What the task requires =>
From the material below, write out word for word the part that opens with the line containing "281, 597, 305]" and closes with the line containing "24, 1394, 41]", both lines included.

Data provided =>

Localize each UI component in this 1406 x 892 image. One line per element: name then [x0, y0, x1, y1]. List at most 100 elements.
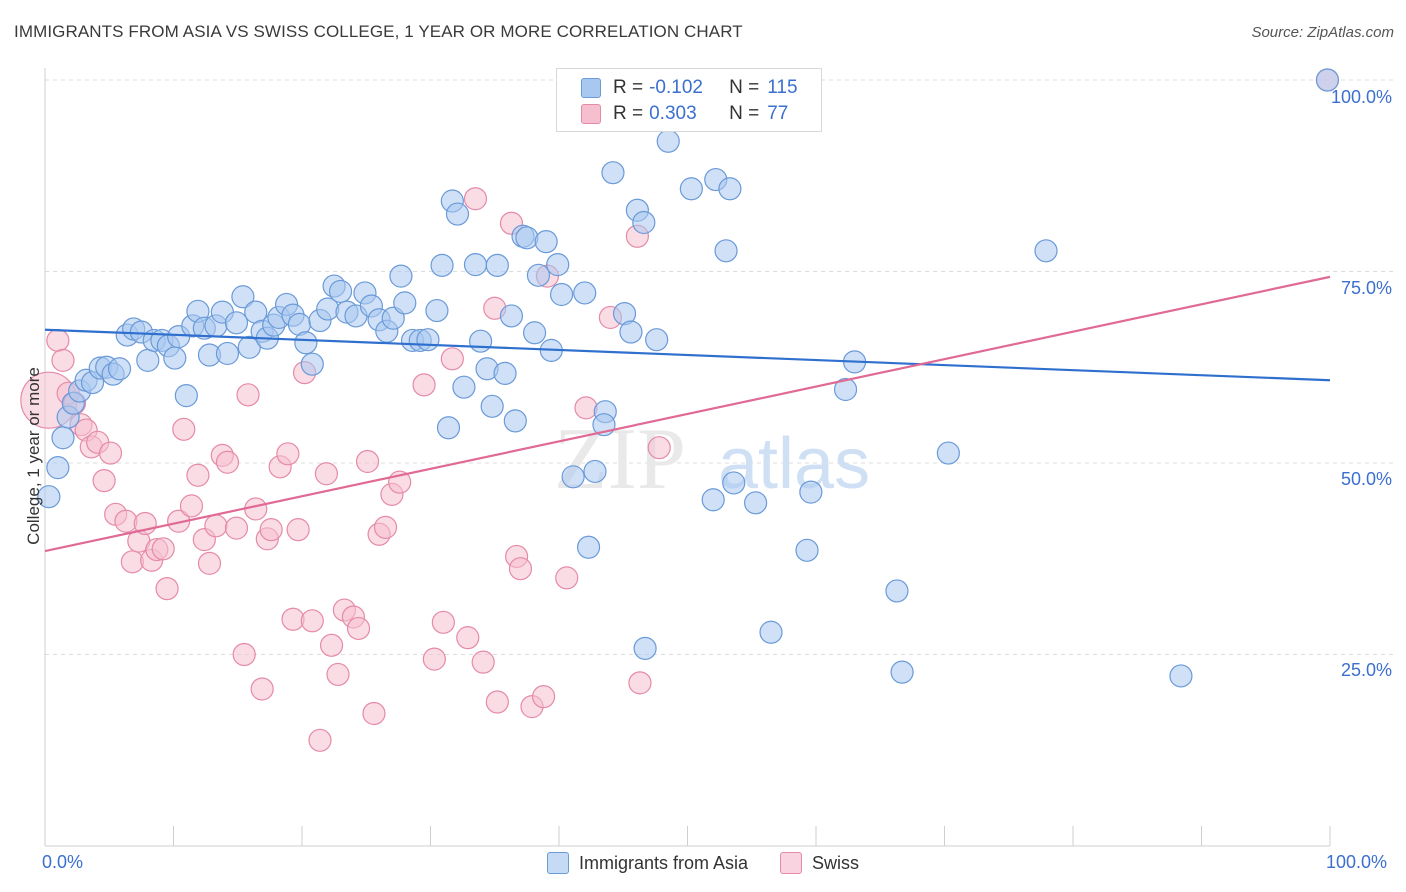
asia-point	[573, 281, 597, 305]
swiss-point	[224, 516, 249, 540]
swiss-point	[186, 463, 210, 487]
asia-point	[300, 352, 324, 376]
swiss-point	[531, 685, 556, 709]
asia-point	[389, 264, 413, 288]
swiss-point	[281, 607, 305, 631]
source-label: Source: ZipAtlas.com	[1251, 24, 1394, 41]
asia-point	[583, 459, 607, 484]
swiss-point	[236, 383, 260, 407]
swiss-point	[120, 550, 144, 574]
swiss-trend-line	[44, 275, 1331, 553]
asia-point	[452, 375, 476, 399]
swiss-swatch	[581, 104, 601, 124]
swiss-point	[151, 537, 175, 561]
asia-points	[37, 68, 1340, 688]
asia-point	[1315, 68, 1340, 92]
asia-point	[37, 485, 61, 509]
swiss-point	[286, 518, 310, 542]
legend-item-asia: Immigrants from Asia	[546, 852, 749, 874]
asia-point	[576, 535, 601, 559]
legend-item-swiss: Swiss	[780, 852, 859, 874]
y-tick-label-25: 25.0%	[1340, 660, 1392, 680]
asia-point	[936, 441, 960, 465]
swiss-point	[326, 662, 350, 687]
swiss-point	[628, 671, 652, 695]
asia-point	[416, 328, 440, 352]
asia-point	[718, 177, 742, 201]
asia-point	[46, 455, 70, 480]
swiss-point	[300, 609, 324, 633]
swiss-point	[574, 396, 598, 420]
axes	[44, 68, 1331, 847]
asia-point	[546, 253, 570, 277]
swiss-point	[276, 442, 300, 466]
asia-point	[425, 298, 449, 323]
chart-title: IMMIGRANTS FROM ASIA VS SWISS COLLEGE, 1…	[14, 22, 743, 41]
asia-point	[601, 161, 625, 185]
asia-trend-line	[44, 328, 1331, 382]
swiss-point	[508, 557, 533, 581]
asia-point	[445, 202, 470, 226]
swiss-point	[555, 566, 579, 590]
asia-point	[619, 320, 643, 344]
swiss-point	[155, 577, 179, 601]
asia-point	[714, 239, 738, 263]
asia-point	[795, 538, 819, 562]
asia-point	[503, 409, 527, 433]
watermark-atlas: atlas	[718, 424, 870, 504]
y-tick-label-100: 100.0%	[1330, 87, 1392, 107]
asia-point	[632, 210, 656, 235]
r-value: -0.102	[649, 77, 703, 98]
asia-point	[51, 426, 75, 450]
swiss-point	[373, 515, 398, 539]
asia-point	[393, 291, 417, 315]
swiss-point	[412, 373, 436, 397]
asia-swatch	[546, 852, 569, 874]
grid-lines	[45, 79, 1395, 655]
asia-point	[136, 348, 160, 372]
asia-point	[163, 346, 187, 370]
asia-point	[436, 416, 461, 440]
y-tick-label-50: 50.0%	[1340, 469, 1392, 489]
swiss-point	[98, 441, 123, 465]
asia-point	[224, 311, 249, 335]
swiss-point	[355, 449, 380, 474]
swiss-point	[362, 701, 386, 726]
n-label: N =	[729, 103, 760, 124]
asia-point	[107, 357, 132, 381]
swiss-point	[422, 647, 446, 671]
asia-point	[294, 331, 318, 355]
swiss-point	[232, 642, 256, 667]
swiss-point	[172, 417, 196, 441]
swiss-point	[244, 497, 268, 521]
watermark: ZIP atlas	[554, 411, 870, 508]
swiss-point	[463, 187, 488, 211]
asia-point	[522, 321, 547, 345]
asia-point	[1034, 239, 1058, 263]
asia-point	[328, 279, 353, 304]
y-axis-label: College, 1 year or more	[24, 367, 43, 545]
asia-point	[656, 129, 680, 153]
swiss-point	[197, 551, 222, 575]
r-value: 0.303	[649, 103, 697, 124]
r-label: R =	[613, 77, 644, 98]
swiss-point	[259, 518, 283, 542]
asia-point	[679, 177, 703, 201]
asia-point	[561, 465, 585, 489]
legend-label-swiss: Swiss	[812, 852, 860, 873]
asia-point	[534, 230, 558, 254]
asia-point	[430, 253, 454, 277]
asia-point	[885, 579, 909, 603]
swiss-point	[314, 462, 339, 486]
asia-point	[215, 341, 240, 366]
asia-point	[549, 282, 574, 307]
asia-point	[833, 377, 858, 402]
asia-point	[485, 253, 509, 277]
n-value: 115	[767, 77, 798, 98]
swiss-point	[456, 626, 480, 650]
asia-point	[645, 328, 669, 352]
trend-lines	[44, 275, 1331, 553]
legend-label-asia: Immigrants from Asia	[578, 852, 749, 873]
asia-point	[890, 660, 914, 684]
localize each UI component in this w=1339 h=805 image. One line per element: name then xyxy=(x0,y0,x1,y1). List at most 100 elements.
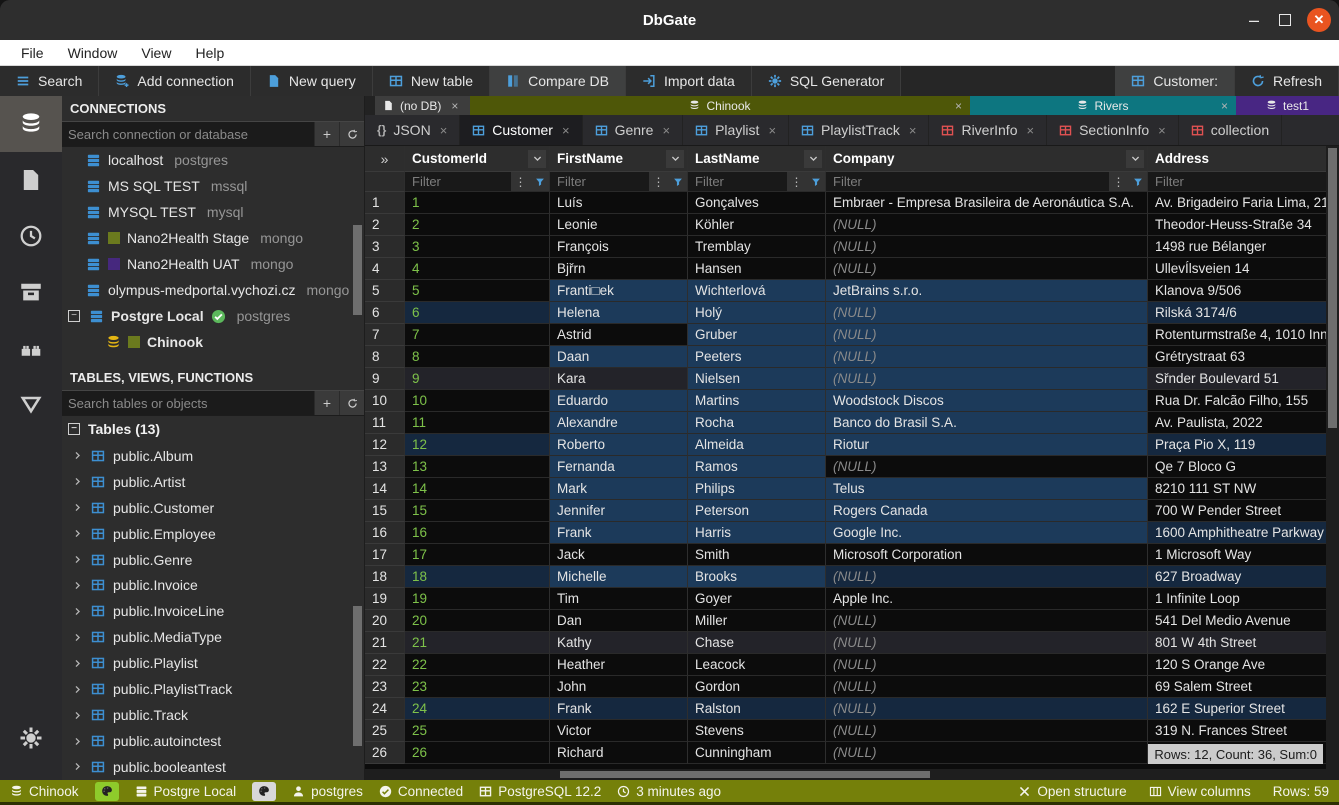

Response to this task =>
asia-point	[573, 281, 597, 305]
swiss-point	[224, 516, 249, 540]
swiss-point	[186, 463, 210, 487]
asia-point	[300, 352, 324, 376]
swiss-point	[531, 685, 556, 709]
asia-point	[389, 264, 413, 288]
swiss-point	[281, 607, 305, 631]
source-label: Source: ZipAtlas.com	[1251, 24, 1394, 41]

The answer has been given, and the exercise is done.